[Task details]: From the entries below, gather each line containing the word "idea".

[Records to process]:
_____

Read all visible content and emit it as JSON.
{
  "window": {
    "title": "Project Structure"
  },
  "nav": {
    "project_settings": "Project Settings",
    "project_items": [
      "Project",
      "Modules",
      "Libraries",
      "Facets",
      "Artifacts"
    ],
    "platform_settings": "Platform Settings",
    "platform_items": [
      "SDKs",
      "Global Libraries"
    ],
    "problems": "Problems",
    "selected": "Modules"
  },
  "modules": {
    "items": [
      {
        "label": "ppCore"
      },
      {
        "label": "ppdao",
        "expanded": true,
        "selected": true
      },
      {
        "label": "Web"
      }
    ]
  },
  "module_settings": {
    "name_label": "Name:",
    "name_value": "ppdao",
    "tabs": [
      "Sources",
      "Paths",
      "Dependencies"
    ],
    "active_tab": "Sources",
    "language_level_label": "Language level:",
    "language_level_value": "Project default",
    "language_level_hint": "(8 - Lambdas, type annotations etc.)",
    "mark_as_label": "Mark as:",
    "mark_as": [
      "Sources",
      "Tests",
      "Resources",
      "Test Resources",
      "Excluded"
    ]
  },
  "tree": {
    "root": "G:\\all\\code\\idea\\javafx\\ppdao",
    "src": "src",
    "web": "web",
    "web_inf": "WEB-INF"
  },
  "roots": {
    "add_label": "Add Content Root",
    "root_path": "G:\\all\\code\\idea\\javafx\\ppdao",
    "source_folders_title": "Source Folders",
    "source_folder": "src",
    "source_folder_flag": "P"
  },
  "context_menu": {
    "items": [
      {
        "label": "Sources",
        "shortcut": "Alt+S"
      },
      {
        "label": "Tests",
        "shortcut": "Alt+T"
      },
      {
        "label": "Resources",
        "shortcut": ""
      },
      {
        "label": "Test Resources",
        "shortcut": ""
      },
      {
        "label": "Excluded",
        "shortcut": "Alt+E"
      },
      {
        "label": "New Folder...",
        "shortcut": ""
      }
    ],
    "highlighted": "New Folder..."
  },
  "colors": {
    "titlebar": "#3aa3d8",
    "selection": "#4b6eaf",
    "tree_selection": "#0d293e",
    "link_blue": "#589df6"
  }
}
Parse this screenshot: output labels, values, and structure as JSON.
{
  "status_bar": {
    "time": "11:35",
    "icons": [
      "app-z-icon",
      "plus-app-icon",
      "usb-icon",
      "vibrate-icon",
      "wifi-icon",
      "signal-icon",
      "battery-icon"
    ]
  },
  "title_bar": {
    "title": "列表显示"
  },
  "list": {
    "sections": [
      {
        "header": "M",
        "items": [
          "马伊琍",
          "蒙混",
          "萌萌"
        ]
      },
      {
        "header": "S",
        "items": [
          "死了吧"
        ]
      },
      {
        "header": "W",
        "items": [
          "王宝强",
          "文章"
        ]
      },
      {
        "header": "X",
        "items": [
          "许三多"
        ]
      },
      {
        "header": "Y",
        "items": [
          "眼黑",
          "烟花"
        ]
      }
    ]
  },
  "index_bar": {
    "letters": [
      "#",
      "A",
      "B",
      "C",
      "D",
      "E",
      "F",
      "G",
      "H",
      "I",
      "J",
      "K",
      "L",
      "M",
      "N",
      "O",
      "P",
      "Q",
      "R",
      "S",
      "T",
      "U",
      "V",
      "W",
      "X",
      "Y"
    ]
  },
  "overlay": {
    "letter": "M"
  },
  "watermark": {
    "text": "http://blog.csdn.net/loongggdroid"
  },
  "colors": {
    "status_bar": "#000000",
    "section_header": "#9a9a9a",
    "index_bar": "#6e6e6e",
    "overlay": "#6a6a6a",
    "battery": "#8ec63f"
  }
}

_____

[Answer to the task]:
    "root": "G:\\all\\code\\idea\\javafx\\ppdao",
    "root_path": "G:\\all\\code\\idea\\javafx\\ppdao",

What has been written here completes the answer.